TASK DETAILS: Rewrite the lines below so that every instance of "x-tick-label" reads "category-label", and keep everything else unchanged. Leave the picture out of your answer.

DATA LINES:
_ _ _ _

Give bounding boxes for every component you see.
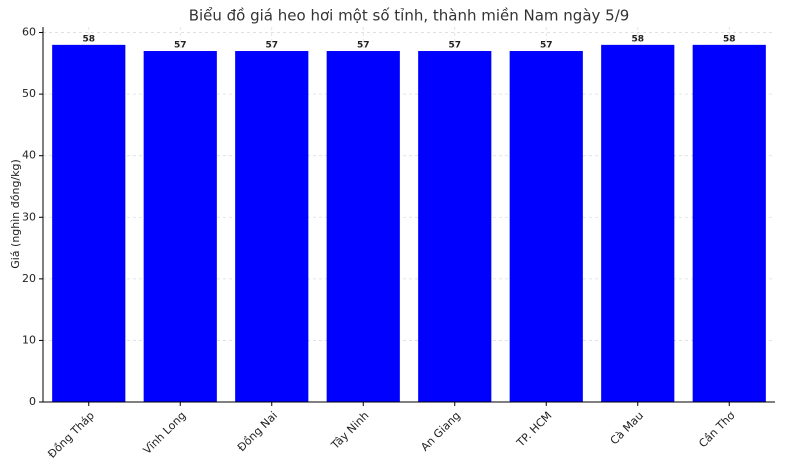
y-tick-label: 0 [29, 395, 36, 408]
value-label: 58 [631, 34, 644, 44]
x-tick-label: An Giang [418, 409, 463, 454]
bar [143, 51, 217, 403]
bar [509, 51, 583, 403]
y-tick-label: 20 [22, 272, 36, 285]
bar [52, 44, 126, 402]
value-label: 57 [357, 41, 370, 51]
value-label: 57 [448, 41, 461, 51]
x-tick-label: Tây Ninh [328, 409, 371, 452]
value-label: 57 [174, 41, 187, 51]
y-tick-label: 50 [22, 87, 36, 100]
y-tick-label: 40 [22, 149, 36, 162]
bar [235, 51, 309, 403]
y-tick-label: 60 [22, 26, 36, 39]
x-tick-label: Đồng Nai [235, 409, 280, 454]
value-label: 57 [540, 41, 553, 51]
y-axis-label: Giá (nghìn đồng/kg) [9, 159, 22, 269]
bar [601, 44, 675, 402]
y-tick-label: 10 [22, 333, 36, 346]
x-tick-label: Cà Mau [608, 409, 646, 447]
bar [326, 51, 400, 403]
x-tick-label: Đồng Tháp [45, 409, 97, 461]
x-tick-label: Cần Thơ [696, 409, 737, 450]
bar [692, 44, 766, 402]
value-label: 57 [265, 41, 278, 51]
chart-title: Biểu đồ giá heo hơi một số tỉnh, thành m… [189, 7, 630, 25]
value-label: 58 [723, 34, 736, 44]
value-label: 58 [82, 34, 95, 44]
x-tick-label: TP. HCM [513, 409, 554, 450]
y-tick-label: 30 [22, 210, 36, 223]
x-tick-label: Vĩnh Long [141, 409, 189, 457]
bar [418, 51, 492, 403]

_ _ _ _

OUTPUT BELOW:
Give bounding boxes for every component you see.
y-tick-label: 0 [29, 395, 36, 408]
value-label: 58 [631, 34, 644, 44]
category-label: An Giang [418, 409, 463, 454]
bar [143, 51, 217, 403]
bar [509, 51, 583, 403]
y-tick-label: 20 [22, 272, 36, 285]
bar [52, 44, 126, 402]
value-label: 57 [357, 41, 370, 51]
value-label: 57 [448, 41, 461, 51]
category-label: Tây Ninh [328, 409, 371, 452]
value-label: 57 [174, 41, 187, 51]
y-tick-label: 50 [22, 87, 36, 100]
y-tick-label: 40 [22, 149, 36, 162]
bar [235, 51, 309, 403]
y-tick-label: 60 [22, 26, 36, 39]
category-label: Đồng Nai [235, 409, 280, 454]
value-label: 57 [540, 41, 553, 51]
y-axis-label: Giá (nghìn đồng/kg) [9, 159, 22, 269]
bar [601, 44, 675, 402]
y-tick-label: 10 [22, 333, 36, 346]
category-label: Cà Mau [608, 409, 646, 447]
bar [326, 51, 400, 403]
category-label: Đồng Tháp [45, 409, 97, 461]
category-label: Cần Thơ [696, 409, 737, 450]
bar [692, 44, 766, 402]
value-label: 57 [265, 41, 278, 51]
chart-title: Biểu đồ giá heo hơi một số tỉnh, thành m… [189, 7, 630, 25]
value-label: 58 [723, 34, 736, 44]
value-label: 58 [82, 34, 95, 44]
category-label: TP. HCM [513, 409, 554, 450]
y-tick-label: 30 [22, 210, 36, 223]
category-label: Vĩnh Long [141, 409, 189, 457]
bar [418, 51, 492, 403]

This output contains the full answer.